Dataset records:

===

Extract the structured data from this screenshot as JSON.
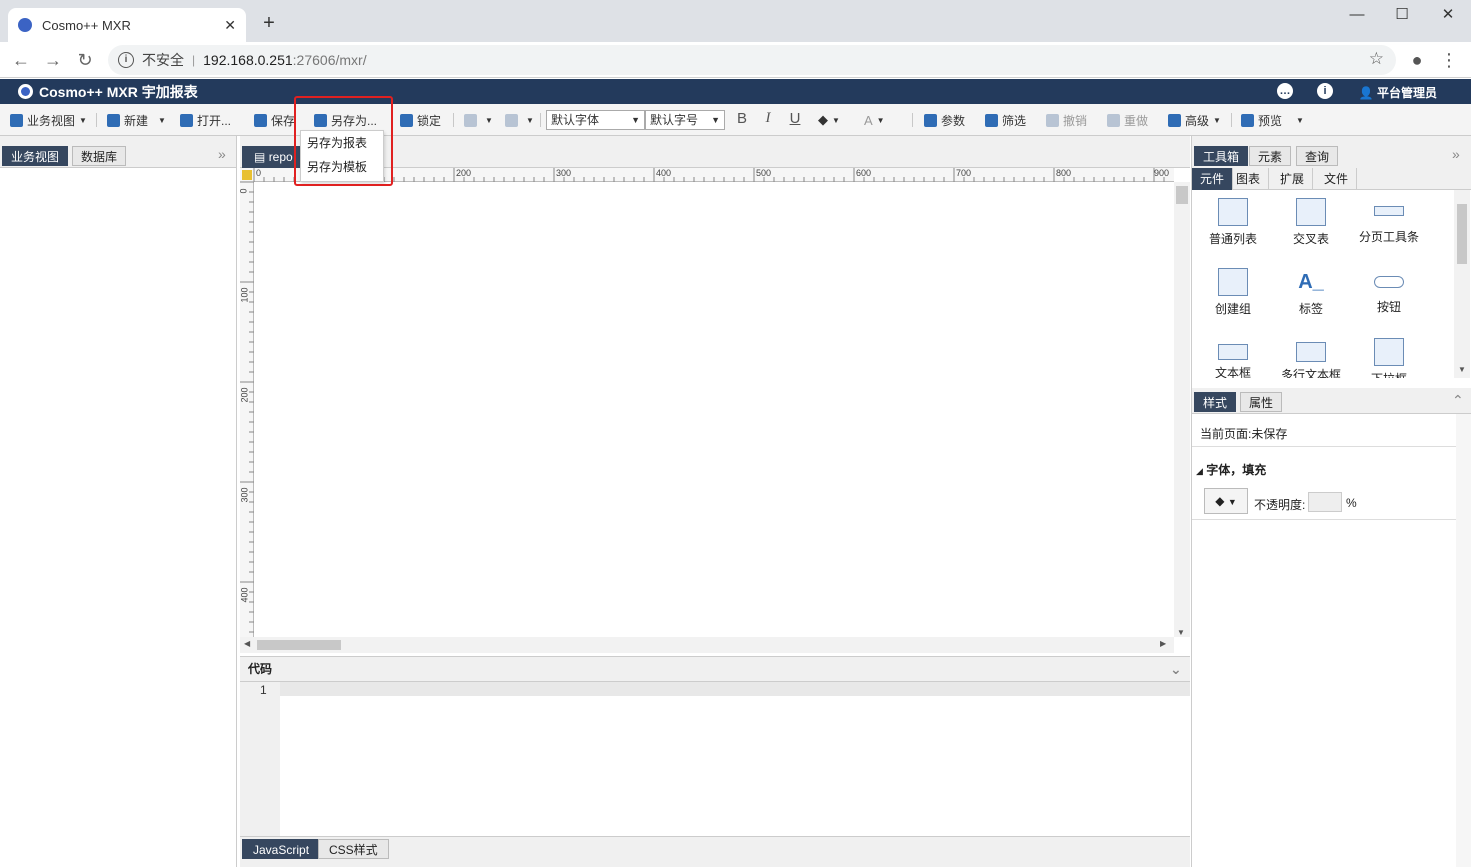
{
  "browser": {
    "tab_title": "Cosmo++ MXR",
    "address_security": "不安全",
    "address_host": "192.168.0.251",
    "address_path": ":27606/mxr/"
  },
  "app": {
    "title": "Cosmo++ MXR 宇加报表",
    "user": "平台管理员"
  },
  "toolbar": {
    "biz_view": "业务视图",
    "new": "新建",
    "open": "打开...",
    "save": "保存",
    "save_as": "另存为...",
    "lock": "锁定",
    "font": "默认字体",
    "size": "默认字号",
    "bold": "B",
    "italic": "I",
    "underline": "U",
    "params": "参数",
    "filter": "筛选",
    "undo": "撤销",
    "redo": "重做",
    "advanced": "高级",
    "preview": "预览"
  },
  "save_as_menu": [
    "另存为报表",
    "另存为模板"
  ],
  "left_panel": {
    "tabs": [
      "业务视图",
      "数据库"
    ]
  },
  "doc": {
    "tab": "repo",
    "ruler_h": [
      "0",
      "200",
      "300",
      "400",
      "500",
      "600",
      "700",
      "800",
      "900"
    ],
    "ruler_v": [
      "0",
      "100",
      "200",
      "300",
      "400"
    ]
  },
  "code": {
    "header": "代码",
    "line1": "1",
    "tabs": [
      "JavaScript",
      "CSS样式"
    ]
  },
  "right_panel": {
    "tabs": [
      "工具箱",
      "元素",
      "查询"
    ],
    "subtabs": [
      "元件",
      "图表",
      "扩展",
      "文件"
    ],
    "components": [
      "普通列表",
      "交叉表",
      "分页工具条",
      "创建组",
      "标签",
      "按钮",
      "文本框",
      "多行文本框",
      "下拉框"
    ],
    "style_tabs": [
      "样式",
      "属性"
    ],
    "current_page": "当前页面:未保存",
    "font_fill": "字体，填充",
    "opacity_label": "不透明度:",
    "percent": "%"
  }
}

===

• Exercise brief
Retype the data above exactly; pictures are not part of the copy.

• Finished answer
Extract the structured data from this screenshot as JSON.
{
  "browser": {
    "tab_title": "Cosmo++ MXR",
    "address_security": "不安全",
    "address_host": "192.168.0.251",
    "address_path": ":27606/mxr/"
  },
  "app": {
    "title": "Cosmo++ MXR 宇加报表",
    "user": "平台管理员"
  },
  "toolbar": {
    "biz_view": "业务视图",
    "new": "新建",
    "open": "打开...",
    "save": "保存",
    "save_as": "另存为...",
    "lock": "锁定",
    "font": "默认字体",
    "size": "默认字号",
    "bold": "B",
    "italic": "I",
    "underline": "U",
    "params": "参数",
    "filter": "筛选",
    "undo": "撤销",
    "redo": "重做",
    "advanced": "高级",
    "preview": "预览"
  },
  "save_as_menu": [
    "另存为报表",
    "另存为模板"
  ],
  "left_panel": {
    "tabs": [
      "业务视图",
      "数据库"
    ]
  },
  "doc": {
    "tab": "repo",
    "ruler_h": [
      "0",
      "200",
      "300",
      "400",
      "500",
      "600",
      "700",
      "800",
      "900"
    ],
    "ruler_v": [
      "0",
      "100",
      "200",
      "300",
      "400"
    ]
  },
  "code": {
    "header": "代码",
    "line1": "1",
    "tabs": [
      "JavaScript",
      "CSS样式"
    ]
  },
  "right_panel": {
    "tabs": [
      "工具箱",
      "元素",
      "查询"
    ],
    "subtabs": [
      "元件",
      "图表",
      "扩展",
      "文件"
    ],
    "components": [
      "普通列表",
      "交叉表",
      "分页工具条",
      "创建组",
      "标签",
      "按钮",
      "文本框",
      "多行文本框",
      "下拉框"
    ],
    "style_tabs": [
      "样式",
      "属性"
    ],
    "current_page": "当前页面:未保存",
    "font_fill": "字体，填充",
    "opacity_label": "不透明度:",
    "percent": "%"
  }
}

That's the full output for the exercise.